• **Exercise brief**
Copy the lines word for word, beginning at the line that contains "- legend-item: Cosmetics: [436, 380, 521, 395]" and stopping after the line that contains "- legend-dot-icon: [208, 403, 219, 414]".
— BEGIN Data for processing —
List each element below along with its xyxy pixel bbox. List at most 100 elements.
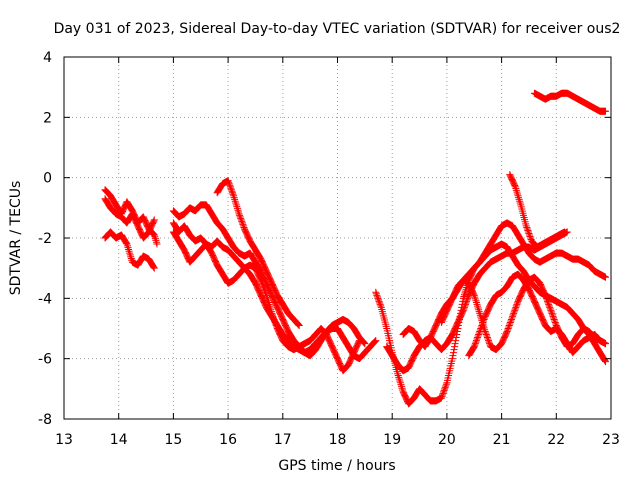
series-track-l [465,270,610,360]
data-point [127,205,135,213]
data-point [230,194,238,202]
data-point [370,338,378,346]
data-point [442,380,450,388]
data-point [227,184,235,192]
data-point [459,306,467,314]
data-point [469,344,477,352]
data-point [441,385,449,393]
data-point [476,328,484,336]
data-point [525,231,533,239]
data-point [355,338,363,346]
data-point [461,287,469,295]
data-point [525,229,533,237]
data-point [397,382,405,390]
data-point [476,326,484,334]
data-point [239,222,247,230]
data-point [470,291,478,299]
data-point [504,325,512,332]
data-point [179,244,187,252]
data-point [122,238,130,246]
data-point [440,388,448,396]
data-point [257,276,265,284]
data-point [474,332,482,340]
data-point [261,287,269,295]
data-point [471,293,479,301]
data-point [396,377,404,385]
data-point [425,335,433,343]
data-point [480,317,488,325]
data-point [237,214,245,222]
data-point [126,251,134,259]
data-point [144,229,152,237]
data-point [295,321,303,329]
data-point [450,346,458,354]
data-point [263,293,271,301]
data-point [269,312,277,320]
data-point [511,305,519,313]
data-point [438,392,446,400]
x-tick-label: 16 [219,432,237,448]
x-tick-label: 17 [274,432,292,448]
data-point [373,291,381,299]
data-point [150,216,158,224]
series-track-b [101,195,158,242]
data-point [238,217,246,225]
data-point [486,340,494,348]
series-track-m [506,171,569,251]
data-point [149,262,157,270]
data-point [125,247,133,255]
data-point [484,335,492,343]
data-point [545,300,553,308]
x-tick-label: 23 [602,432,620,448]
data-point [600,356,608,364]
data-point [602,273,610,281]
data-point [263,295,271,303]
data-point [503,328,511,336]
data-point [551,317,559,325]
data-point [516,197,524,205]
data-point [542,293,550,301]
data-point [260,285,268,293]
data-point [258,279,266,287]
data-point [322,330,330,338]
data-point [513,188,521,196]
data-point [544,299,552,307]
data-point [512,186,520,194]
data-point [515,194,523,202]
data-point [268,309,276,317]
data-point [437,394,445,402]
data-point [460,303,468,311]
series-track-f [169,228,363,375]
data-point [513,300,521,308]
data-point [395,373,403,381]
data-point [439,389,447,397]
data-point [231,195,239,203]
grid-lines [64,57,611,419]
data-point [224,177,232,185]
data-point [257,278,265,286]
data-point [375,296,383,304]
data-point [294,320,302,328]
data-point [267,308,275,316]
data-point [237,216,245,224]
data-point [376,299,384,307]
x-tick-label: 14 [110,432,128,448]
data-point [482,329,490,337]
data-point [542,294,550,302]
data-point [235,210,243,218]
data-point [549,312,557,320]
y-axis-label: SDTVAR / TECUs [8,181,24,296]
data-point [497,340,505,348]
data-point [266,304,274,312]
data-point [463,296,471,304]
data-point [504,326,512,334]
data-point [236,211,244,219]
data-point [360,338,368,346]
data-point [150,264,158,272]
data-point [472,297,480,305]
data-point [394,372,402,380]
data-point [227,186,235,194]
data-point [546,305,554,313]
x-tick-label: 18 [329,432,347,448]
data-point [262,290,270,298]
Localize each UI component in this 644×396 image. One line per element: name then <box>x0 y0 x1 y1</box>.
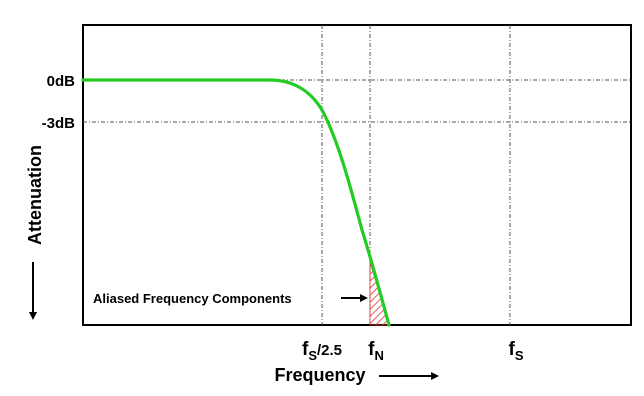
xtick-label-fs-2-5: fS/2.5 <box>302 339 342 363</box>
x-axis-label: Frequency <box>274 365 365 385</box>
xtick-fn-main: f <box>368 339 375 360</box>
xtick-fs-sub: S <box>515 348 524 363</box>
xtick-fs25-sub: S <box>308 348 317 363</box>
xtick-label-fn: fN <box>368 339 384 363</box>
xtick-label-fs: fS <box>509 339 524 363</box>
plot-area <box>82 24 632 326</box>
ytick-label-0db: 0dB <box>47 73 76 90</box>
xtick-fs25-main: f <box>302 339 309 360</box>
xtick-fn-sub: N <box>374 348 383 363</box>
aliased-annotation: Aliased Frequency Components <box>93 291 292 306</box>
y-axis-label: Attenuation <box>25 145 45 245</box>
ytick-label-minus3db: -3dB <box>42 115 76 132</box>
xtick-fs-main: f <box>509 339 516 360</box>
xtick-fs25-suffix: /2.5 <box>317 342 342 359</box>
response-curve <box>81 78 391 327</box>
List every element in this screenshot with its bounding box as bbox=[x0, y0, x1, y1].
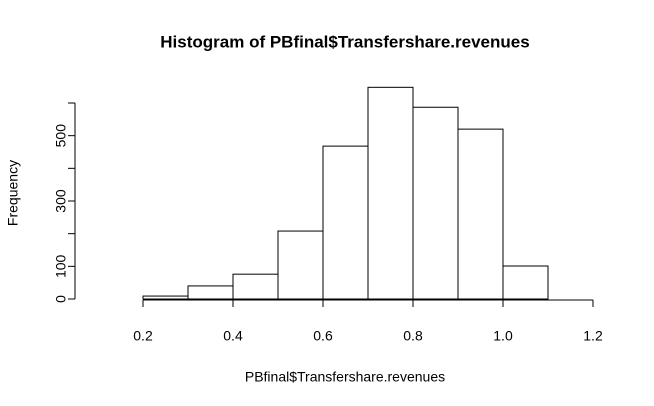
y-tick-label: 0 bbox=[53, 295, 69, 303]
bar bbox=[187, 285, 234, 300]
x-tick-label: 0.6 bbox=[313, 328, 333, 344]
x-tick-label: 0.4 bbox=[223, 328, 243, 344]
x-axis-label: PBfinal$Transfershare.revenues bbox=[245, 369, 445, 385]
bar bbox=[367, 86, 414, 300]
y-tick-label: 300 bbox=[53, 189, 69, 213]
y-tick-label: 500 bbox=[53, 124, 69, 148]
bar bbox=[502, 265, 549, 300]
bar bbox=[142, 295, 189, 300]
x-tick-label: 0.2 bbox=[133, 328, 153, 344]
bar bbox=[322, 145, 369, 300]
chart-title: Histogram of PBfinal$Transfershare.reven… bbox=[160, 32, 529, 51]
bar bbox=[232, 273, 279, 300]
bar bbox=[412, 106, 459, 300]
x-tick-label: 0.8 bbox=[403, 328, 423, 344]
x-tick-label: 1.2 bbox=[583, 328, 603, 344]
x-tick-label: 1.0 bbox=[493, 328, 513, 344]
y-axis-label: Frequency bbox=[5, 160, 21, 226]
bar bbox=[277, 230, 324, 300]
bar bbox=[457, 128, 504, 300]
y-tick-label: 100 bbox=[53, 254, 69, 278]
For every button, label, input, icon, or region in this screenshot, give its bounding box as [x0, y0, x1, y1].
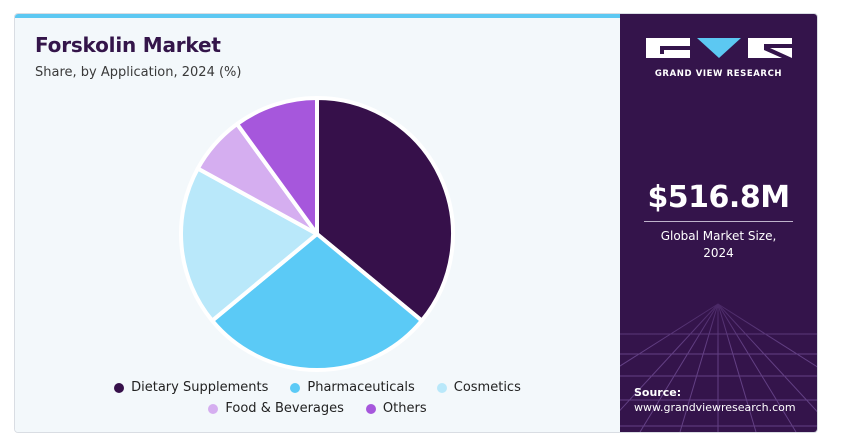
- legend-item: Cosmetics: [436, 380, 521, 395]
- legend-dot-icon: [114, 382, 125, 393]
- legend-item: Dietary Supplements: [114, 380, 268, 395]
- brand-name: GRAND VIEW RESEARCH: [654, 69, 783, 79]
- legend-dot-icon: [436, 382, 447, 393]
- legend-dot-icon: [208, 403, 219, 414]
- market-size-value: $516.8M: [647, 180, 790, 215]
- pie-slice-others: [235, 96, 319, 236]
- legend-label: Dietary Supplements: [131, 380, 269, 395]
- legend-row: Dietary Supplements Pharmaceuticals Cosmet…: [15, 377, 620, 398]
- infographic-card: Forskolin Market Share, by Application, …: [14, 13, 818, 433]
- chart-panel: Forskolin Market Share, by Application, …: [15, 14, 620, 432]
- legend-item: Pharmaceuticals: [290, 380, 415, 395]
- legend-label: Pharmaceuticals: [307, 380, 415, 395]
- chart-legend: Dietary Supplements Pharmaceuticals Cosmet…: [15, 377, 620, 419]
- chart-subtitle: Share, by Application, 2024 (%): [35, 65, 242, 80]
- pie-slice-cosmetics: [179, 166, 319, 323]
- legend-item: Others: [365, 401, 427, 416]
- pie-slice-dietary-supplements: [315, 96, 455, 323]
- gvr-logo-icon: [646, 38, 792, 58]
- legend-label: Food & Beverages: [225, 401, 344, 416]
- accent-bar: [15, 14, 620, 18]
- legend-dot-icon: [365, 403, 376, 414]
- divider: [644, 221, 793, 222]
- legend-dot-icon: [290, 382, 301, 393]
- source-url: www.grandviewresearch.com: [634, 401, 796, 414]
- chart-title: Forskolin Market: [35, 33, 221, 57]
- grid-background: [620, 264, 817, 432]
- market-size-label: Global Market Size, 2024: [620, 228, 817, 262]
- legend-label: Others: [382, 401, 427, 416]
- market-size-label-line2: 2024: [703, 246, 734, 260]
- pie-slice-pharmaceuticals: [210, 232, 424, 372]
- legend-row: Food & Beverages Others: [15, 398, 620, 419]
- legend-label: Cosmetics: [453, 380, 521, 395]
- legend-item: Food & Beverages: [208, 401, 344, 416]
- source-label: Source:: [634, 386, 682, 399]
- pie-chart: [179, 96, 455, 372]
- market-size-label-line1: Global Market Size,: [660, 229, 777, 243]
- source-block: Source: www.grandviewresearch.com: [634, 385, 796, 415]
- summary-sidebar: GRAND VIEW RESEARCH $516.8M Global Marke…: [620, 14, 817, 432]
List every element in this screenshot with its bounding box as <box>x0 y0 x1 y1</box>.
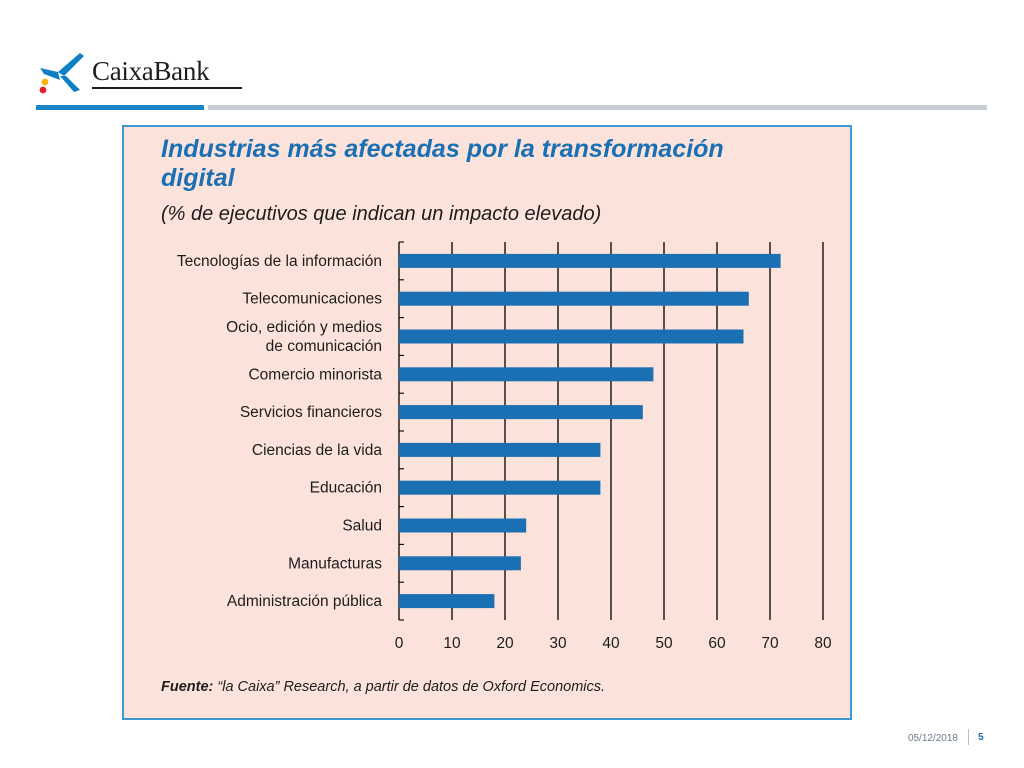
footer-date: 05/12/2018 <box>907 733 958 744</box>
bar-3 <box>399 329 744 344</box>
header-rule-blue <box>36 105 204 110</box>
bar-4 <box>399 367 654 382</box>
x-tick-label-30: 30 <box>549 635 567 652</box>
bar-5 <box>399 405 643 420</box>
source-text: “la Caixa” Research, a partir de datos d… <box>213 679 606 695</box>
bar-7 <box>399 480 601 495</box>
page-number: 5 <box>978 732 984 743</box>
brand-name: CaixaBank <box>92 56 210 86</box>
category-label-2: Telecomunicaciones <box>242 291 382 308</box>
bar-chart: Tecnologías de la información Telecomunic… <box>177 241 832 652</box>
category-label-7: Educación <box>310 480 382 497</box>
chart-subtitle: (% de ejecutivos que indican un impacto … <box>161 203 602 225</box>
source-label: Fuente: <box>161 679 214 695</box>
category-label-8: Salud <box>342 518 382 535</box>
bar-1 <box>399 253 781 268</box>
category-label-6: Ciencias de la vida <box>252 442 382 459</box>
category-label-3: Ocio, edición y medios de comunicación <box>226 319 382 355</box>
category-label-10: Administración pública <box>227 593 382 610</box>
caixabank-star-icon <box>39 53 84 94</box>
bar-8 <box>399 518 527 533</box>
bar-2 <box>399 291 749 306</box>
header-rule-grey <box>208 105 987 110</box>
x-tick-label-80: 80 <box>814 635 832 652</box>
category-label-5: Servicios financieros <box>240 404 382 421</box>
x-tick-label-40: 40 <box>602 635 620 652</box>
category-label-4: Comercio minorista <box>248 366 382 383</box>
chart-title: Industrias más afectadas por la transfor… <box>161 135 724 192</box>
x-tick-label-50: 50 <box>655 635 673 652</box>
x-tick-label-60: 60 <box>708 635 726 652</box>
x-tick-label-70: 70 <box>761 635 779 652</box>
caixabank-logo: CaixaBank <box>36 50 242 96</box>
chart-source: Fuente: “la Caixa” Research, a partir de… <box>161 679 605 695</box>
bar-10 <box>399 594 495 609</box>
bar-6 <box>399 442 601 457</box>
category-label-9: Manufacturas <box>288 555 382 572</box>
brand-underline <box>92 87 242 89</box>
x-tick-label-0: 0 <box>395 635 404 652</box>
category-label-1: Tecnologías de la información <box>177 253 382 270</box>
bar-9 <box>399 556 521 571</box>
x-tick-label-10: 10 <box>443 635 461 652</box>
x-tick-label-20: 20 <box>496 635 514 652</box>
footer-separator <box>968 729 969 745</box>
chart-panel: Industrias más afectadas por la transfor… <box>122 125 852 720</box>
— END Data for processing —
• **Final result**
- legend-item: Cosmetics: [436, 380, 521, 395]
- legend-dot-icon: [114, 382, 125, 393]
- legend-item: Dietary Supplements: [114, 380, 268, 395]
- brand-name: GRAND VIEW RESEARCH: [654, 69, 783, 79]
- legend-dot-icon: [436, 382, 447, 393]
- legend-dot-icon: [208, 403, 219, 414]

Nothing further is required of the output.